SHORT TASK: Each record is to be printed again precisely as it reads.

GIVEN DATA:
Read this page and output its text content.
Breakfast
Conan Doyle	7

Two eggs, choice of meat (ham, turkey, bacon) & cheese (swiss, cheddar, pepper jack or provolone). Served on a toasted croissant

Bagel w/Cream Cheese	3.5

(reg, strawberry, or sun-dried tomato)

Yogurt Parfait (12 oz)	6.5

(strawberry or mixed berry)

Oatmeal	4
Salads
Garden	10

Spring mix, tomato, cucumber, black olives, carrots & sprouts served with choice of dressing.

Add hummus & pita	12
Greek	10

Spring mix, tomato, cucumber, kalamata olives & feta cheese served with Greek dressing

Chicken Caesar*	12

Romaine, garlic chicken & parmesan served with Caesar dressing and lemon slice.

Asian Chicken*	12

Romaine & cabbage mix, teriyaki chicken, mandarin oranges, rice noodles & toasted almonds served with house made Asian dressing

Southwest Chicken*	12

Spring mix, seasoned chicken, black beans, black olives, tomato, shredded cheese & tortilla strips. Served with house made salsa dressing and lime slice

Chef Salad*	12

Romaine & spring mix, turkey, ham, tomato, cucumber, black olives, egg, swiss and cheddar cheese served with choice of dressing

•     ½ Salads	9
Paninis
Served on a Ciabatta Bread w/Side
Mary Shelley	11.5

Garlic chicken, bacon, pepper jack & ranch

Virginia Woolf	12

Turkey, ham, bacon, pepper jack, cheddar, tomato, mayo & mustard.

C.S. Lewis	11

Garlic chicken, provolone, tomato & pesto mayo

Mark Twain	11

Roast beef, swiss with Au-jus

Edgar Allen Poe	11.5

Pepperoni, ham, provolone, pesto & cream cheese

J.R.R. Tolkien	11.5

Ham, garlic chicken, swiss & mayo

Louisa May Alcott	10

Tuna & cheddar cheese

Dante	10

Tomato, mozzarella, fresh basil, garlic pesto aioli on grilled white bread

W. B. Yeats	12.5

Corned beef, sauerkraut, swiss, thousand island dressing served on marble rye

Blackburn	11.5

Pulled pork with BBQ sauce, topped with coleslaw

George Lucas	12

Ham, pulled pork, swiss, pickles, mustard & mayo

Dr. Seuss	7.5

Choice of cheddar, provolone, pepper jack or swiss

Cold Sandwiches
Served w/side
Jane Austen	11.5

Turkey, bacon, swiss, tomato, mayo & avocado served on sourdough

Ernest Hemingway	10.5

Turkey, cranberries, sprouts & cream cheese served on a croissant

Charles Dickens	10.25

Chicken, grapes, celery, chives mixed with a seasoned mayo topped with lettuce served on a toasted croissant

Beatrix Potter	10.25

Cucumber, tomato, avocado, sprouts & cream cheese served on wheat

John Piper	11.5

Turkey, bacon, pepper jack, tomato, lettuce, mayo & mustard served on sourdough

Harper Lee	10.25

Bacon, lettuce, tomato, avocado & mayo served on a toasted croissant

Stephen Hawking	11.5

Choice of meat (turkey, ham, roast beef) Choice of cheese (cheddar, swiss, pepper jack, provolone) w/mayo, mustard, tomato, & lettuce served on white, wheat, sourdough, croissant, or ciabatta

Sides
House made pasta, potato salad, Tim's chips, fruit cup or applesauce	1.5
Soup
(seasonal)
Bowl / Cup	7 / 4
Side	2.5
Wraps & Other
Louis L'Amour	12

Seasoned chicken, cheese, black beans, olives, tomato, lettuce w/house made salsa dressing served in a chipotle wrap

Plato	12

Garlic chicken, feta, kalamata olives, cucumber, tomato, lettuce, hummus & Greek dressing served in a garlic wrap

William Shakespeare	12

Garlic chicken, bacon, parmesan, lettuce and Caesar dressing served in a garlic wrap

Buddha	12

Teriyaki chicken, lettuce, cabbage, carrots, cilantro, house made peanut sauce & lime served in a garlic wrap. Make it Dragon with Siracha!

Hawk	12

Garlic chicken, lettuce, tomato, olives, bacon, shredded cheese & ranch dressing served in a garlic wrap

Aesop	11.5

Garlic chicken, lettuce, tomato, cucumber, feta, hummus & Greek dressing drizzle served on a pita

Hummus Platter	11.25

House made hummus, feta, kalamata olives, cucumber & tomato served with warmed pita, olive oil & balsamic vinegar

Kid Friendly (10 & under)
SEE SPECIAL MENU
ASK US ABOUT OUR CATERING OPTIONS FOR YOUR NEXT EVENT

FINISHED TASK:
Read this page and output its text content.
Breakfast
Conan Doyle	7

Two eggs, choice of meat (ham, turkey, bacon) & cheese (swiss, cheddar, pepper jack or provolone). Served on a toasted croissant

Bagel w/Cream Cheese	3.5

(reg, strawberry, or sun-dried tomato)

Yogurt Parfait (12 oz)	6.5

(strawberry or mixed berry)

Oatmeal	4
Salads
Garden	10

Spring mix, tomato, cucumber, black olives, carrots & sprouts served with choice of dressing.

Add hummus & pita	12
Greek	10

Spring mix, tomato, cucumber, kalamata olives & feta cheese served with Greek dressing

Chicken Caesar*	12

Romaine, garlic chicken & parmesan served with Caesar dressing and lemon slice.

Asian Chicken*	12

Romaine & cabbage mix, teriyaki chicken, mandarin oranges, rice noodles & toasted almonds served with house made Asian dressing

Southwest Chicken*	12

Spring mix, seasoned chicken, black beans, black olives, tomato, shredded cheese & tortilla strips. Served with house made salsa dressing and lime slice

Chef Salad*	12

Romaine & spring mix, turkey, ham, tomato, cucumber, black olives, egg, swiss and cheddar cheese served with choice of dressing

•     ½ Salads	9
Paninis
Served on a Ciabatta Bread w/Side
Mary Shelley	11.5

Garlic chicken, bacon, pepper jack & ranch

Virginia Woolf	12

Turkey, ham, bacon, pepper jack, cheddar, tomato, mayo & mustard.

C.S. Lewis	11

Garlic chicken, provolone, tomato & pesto mayo

Mark Twain	11

Roast beef, swiss with Au-jus

Edgar Allen Poe	11.5

Pepperoni, ham, provolone, pesto & cream cheese

J.R.R. Tolkien	11.5

Ham, garlic chicken, swiss & mayo

Louisa May Alcott	10

Tuna & cheddar cheese

Dante	10

Tomato, mozzarella, fresh basil, garlic pesto aioli on grilled white bread

W. B. Yeats	12.5

Corned beef, sauerkraut, swiss, thousand island dressing served on marble rye

Blackburn	11.5

Pulled pork with BBQ sauce, topped with coleslaw

George Lucas	12

Ham, pulled pork, swiss, pickles, mustard & mayo

Dr. Seuss	7.5

Choice of cheddar, provolone, pepper jack or swiss

Cold Sandwiches
Served w/side
Jane Austen	11.5

Turkey, bacon, swiss, tomato, mayo & avocado served on sourdough

Ernest Hemingway	10.5

Turkey, cranberries, sprouts & cream cheese served on a croissant

Charles Dickens	10.25

Chicken, grapes, celery, chives mixed with a seasoned mayo topped with lettuce served on a toasted croissant

Beatrix Potter	10.25

Cucumber, tomato, avocado, sprouts & cream cheese served on wheat

John Piper	11.5

Turkey, bacon, pepper jack, tomato, lettuce, mayo & mustard served on sourdough

Harper Lee	10.25

Bacon, lettuce, tomato, avocado & mayo served on a toasted croissant

Stephen Hawking	11.5

Choice of meat (turkey, ham, roast beef) Choice of cheese (cheddar, swiss, pepper jack, provolone) w/mayo, mustard, tomato, & lettuce served on white, wheat, sourdough, croissant, or ciabatta

Sides
House made pasta, potato salad, Tim's chips, fruit cup or applesauce	1.5
Soup
(seasonal)
Bowl / Cup	7 / 4
Side	2.5
Wraps & Other
Louis L'Amour	12

Seasoned chicken, cheese, black beans, olives, tomato, lettuce w/house made salsa dressing served in a chipotle wrap

Plato	12

Garlic chicken, feta, kalamata olives, cucumber, tomato, lettuce, hummus & Greek dressing served in a garlic wrap

William Shakespeare	12

Garlic chicken, bacon, parmesan, lettuce and Caesar dressing served in a garlic wrap

Buddha	12

Teriyaki chicken, lettuce, cabbage, carrots, cilantro, house made peanut sauce & lime served in a garlic wrap. Make it Dragon with Siracha!

Hawk	12

Garlic chicken, lettuce, tomato, olives, bacon, shredded cheese & ranch dressing served in a garlic wrap

Aesop	11.5

Garlic chicken, lettuce, tomato, cucumber, feta, hummus & Greek dressing drizzle served on a pita

Hummus Platter	11.25

House made hummus, feta, kalamata olives, cucumber & tomato served with warmed pita, olive oil & balsamic vinegar

Kid Friendly (10 & under)
SEE SPECIAL MENU
ASK US ABOUT OUR CATERING OPTIONS FOR YOUR NEXT EVENT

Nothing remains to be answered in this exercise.